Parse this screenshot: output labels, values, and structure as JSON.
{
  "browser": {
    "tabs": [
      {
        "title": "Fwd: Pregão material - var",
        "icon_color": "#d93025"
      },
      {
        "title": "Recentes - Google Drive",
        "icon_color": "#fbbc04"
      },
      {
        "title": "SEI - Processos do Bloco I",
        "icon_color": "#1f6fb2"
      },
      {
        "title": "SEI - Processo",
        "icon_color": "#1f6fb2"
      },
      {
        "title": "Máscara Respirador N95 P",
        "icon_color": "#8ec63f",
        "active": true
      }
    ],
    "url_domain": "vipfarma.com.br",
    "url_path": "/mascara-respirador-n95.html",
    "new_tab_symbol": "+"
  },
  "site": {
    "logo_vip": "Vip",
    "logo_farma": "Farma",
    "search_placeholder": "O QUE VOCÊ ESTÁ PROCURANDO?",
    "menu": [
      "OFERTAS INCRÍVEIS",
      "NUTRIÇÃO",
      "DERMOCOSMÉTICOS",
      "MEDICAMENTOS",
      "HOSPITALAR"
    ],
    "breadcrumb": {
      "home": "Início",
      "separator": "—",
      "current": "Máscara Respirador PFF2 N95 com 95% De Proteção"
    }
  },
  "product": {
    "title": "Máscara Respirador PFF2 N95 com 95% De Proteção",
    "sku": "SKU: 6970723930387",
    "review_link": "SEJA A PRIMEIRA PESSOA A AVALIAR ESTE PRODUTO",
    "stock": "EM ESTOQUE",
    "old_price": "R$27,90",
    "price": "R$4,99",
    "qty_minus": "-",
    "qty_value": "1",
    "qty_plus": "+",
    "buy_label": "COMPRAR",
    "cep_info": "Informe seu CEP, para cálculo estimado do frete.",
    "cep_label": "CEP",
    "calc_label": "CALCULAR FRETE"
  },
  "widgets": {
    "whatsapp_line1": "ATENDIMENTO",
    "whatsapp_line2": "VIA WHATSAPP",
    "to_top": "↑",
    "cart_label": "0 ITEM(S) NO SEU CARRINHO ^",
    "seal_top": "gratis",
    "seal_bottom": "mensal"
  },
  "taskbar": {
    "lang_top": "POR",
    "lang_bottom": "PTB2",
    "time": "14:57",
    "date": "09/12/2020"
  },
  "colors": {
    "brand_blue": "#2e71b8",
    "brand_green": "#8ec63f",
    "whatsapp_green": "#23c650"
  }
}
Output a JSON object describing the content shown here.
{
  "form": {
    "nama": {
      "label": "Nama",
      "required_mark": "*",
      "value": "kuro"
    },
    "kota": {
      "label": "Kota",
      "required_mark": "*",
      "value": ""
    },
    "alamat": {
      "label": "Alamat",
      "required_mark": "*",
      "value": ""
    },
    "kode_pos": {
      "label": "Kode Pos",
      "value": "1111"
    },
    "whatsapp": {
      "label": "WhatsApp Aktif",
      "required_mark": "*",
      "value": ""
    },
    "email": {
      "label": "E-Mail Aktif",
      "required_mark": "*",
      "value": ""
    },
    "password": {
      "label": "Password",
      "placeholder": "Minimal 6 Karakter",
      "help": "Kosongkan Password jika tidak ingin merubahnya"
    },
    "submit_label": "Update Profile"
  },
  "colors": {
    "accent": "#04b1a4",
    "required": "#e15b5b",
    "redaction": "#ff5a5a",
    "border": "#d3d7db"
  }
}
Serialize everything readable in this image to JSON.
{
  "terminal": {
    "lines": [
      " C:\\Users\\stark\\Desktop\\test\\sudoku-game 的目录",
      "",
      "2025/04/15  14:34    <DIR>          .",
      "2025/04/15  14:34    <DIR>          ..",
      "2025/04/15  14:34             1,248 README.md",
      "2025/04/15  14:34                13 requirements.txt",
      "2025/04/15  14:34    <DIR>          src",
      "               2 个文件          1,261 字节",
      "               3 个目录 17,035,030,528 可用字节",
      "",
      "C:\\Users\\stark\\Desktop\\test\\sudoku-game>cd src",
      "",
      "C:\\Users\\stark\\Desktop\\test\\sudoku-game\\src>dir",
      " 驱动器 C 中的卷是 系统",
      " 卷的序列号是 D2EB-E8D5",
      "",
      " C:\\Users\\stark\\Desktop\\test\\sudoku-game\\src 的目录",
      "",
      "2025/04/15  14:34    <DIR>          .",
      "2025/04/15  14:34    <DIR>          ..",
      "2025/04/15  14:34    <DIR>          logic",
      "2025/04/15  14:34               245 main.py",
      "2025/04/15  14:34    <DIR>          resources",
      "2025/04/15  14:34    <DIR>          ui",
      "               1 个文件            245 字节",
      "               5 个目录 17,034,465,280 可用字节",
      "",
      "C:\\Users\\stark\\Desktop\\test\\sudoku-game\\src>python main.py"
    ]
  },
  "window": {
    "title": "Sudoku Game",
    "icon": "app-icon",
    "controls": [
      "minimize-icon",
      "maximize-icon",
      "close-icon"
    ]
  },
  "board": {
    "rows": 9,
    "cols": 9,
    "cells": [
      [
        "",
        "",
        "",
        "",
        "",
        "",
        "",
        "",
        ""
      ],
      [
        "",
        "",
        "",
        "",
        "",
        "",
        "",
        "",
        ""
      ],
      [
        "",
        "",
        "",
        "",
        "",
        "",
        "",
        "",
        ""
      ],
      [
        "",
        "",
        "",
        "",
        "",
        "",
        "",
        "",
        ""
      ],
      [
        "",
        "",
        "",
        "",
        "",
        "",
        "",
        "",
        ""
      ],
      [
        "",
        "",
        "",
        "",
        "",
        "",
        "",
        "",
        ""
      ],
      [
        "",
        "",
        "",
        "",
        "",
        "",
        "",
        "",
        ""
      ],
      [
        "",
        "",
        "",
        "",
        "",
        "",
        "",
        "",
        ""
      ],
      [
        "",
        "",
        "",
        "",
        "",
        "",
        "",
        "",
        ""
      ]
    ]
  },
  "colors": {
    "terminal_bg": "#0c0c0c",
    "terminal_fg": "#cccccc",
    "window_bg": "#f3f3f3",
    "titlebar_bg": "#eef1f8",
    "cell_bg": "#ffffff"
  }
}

※ ※ ※

## EXERCISE
Give the listing again, word for word.

## TASK ANSWER
Parse this screenshot: output labels, values, and structure as JSON.
{
  "browser": {
    "tabs": [
      {
        "title": "Fwd: Pregão material - var",
        "icon_color": "#d93025"
      },
      {
        "title": "Recentes - Google Drive",
        "icon_color": "#fbbc04"
      },
      {
        "title": "SEI - Processos do Bloco I",
        "icon_color": "#1f6fb2"
      },
      {
        "title": "SEI - Processo",
        "icon_color": "#1f6fb2"
      },
      {
        "title": "Máscara Respirador N95 P",
        "icon_color": "#8ec63f",
        "active": true
      }
    ],
    "url_domain": "vipfarma.com.br",
    "url_path": "/mascara-respirador-n95.html",
    "new_tab_symbol": "+"
  },
  "site": {
    "logo_vip": "Vip",
    "logo_farma": "Farma",
    "search_placeholder": "O QUE VOCÊ ESTÁ PROCURANDO?",
    "menu": [
      "OFERTAS INCRÍVEIS",
      "NUTRIÇÃO",
      "DERMOCOSMÉTICOS",
      "MEDICAMENTOS",
      "HOSPITALAR"
    ],
    "breadcrumb": {
      "home": "Início",
      "separator": "—",
      "current": "Máscara Respirador PFF2 N95 com 95% De Proteção"
    }
  },
  "product": {
    "title": "Máscara Respirador PFF2 N95 com 95% De Proteção",
    "sku": "SKU: 6970723930387",
    "review_link": "SEJA A PRIMEIRA PESSOA A AVALIAR ESTE PRODUTO",
    "stock": "EM ESTOQUE",
    "old_price": "R$27,90",
    "price": "R$4,99",
    "qty_minus": "-",
    "qty_value": "1",
    "qty_plus": "+",
    "buy_label": "COMPRAR",
    "cep_info": "Informe seu CEP, para cálculo estimado do frete.",
    "cep_label": "CEP",
    "calc_label": "CALCULAR FRETE"
  },
  "widgets": {
    "whatsapp_line1": "ATENDIMENTO",
    "whatsapp_line2": "VIA WHATSAPP",
    "to_top": "↑",
    "cart_label": "0 ITEM(S) NO SEU CARRINHO ^",
    "seal_top": "gratis",
    "seal_bottom": "mensal"
  },
  "taskbar": {
    "lang_top": "POR",
    "lang_bottom": "PTB2",
    "time": "14:57",
    "date": "09/12/2020"
  },
  "colors": {
    "brand_blue": "#2e71b8",
    "brand_green": "#8ec63f",
    "whatsapp_green": "#23c650"
  }
}
Output a JSON object describing the content shown here.
{
  "form": {
    "nama": {
      "label": "Nama",
      "required_mark": "*",
      "value": "kuro"
    },
    "kota": {
      "label": "Kota",
      "required_mark": "*",
      "value": ""
    },
    "alamat": {
      "label": "Alamat",
      "required_mark": "*",
      "value": ""
    },
    "kode_pos": {
      "label": "Kode Pos",
      "value": "1111"
    },
    "whatsapp": {
      "label": "WhatsApp Aktif",
      "required_mark": "*",
      "value": ""
    },
    "email": {
      "label": "E-Mail Aktif",
      "required_mark": "*",
      "value": ""
    },
    "password": {
      "label": "Password",
      "placeholder": "Minimal 6 Karakter",
      "help": "Kosongkan Password jika tidak ingin merubahnya"
    },
    "submit_label": "Update Profile"
  },
  "colors": {
    "accent": "#04b1a4",
    "required": "#e15b5b",
    "redaction": "#ff5a5a",
    "border": "#d3d7db"
  }
}
Serialize everything readable in this image to JSON.
{
  "terminal": {
    "lines": [
      " C:\\Users\\stark\\Desktop\\test\\sudoku-game 的目录",
      "",
      "2025/04/15  14:34    <DIR>          .",
      "2025/04/15  14:34    <DIR>          ..",
      "2025/04/15  14:34             1,248 README.md",
      "2025/04/15  14:34                13 requirements.txt",
      "2025/04/15  14:34    <DIR>          src",
      "               2 个文件          1,261 字节",
      "               3 个目录 17,035,030,528 可用字节",
      "",
      "C:\\Users\\stark\\Desktop\\test\\sudoku-game>cd src",
      "",
      "C:\\Users\\stark\\Desktop\\test\\sudoku-game\\src>dir",
      " 驱动器 C 中的卷是 系统",
      " 卷的序列号是 D2EB-E8D5",
      "",
      " C:\\Users\\stark\\Desktop\\test\\sudoku-game\\src 的目录",
      "",
      "2025/04/15  14:34    <DIR>          .",
      "2025/04/15  14:34    <DIR>          ..",
      "2025/04/15  14:34    <DIR>          logic",
      "2025/04/15  14:34               245 main.py",
      "2025/04/15  14:34    <DIR>          resources",
      "2025/04/15  14:34    <DIR>          ui",
      "               1 个文件            245 字节",
      "               5 个目录 17,034,465,280 可用字节",
      "",
      "C:\\Users\\stark\\Desktop\\test\\sudoku-game\\src>python main.py"
    ]
  },
  "window": {
    "title": "Sudoku Game",
    "icon": "app-icon",
    "controls": [
      "minimize-icon",
      "maximize-icon",
      "close-icon"
    ]
  },
  "board": {
    "rows": 9,
    "cols": 9,
    "cells": [
      [
        "",
        "",
        "",
        "",
        "",
        "",
        "",
        "",
        ""
      ],
      [
        "",
        "",
        "",
        "",
        "",
        "",
        "",
        "",
        ""
      ],
      [
        "",
        "",
        "",
        "",
        "",
        "",
        "",
        "",
        ""
      ],
      [
        "",
        "",
        "",
        "",
        "",
        "",
        "",
        "",
        ""
      ],
      [
        "",
        "",
        "",
        "",
        "",
        "",
        "",
        "",
        ""
      ],
      [
        "",
        "",
        "",
        "",
        "",
        "",
        "",
        "",
        ""
      ],
      [
        "",
        "",
        "",
        "",
        "",
        "",
        "",
        "",
        ""
      ],
      [
        "",
        "",
        "",
        "",
        "",
        "",
        "",
        "",
        ""
      ],
      [
        "",
        "",
        "",
        "",
        "",
        "",
        "",
        "",
        ""
      ]
    ]
  },
  "colors": {
    "terminal_bg": "#0c0c0c",
    "terminal_fg": "#cccccc",
    "window_bg": "#f3f3f3",
    "titlebar_bg": "#eef1f8",
    "cell_bg": "#ffffff"
  }
}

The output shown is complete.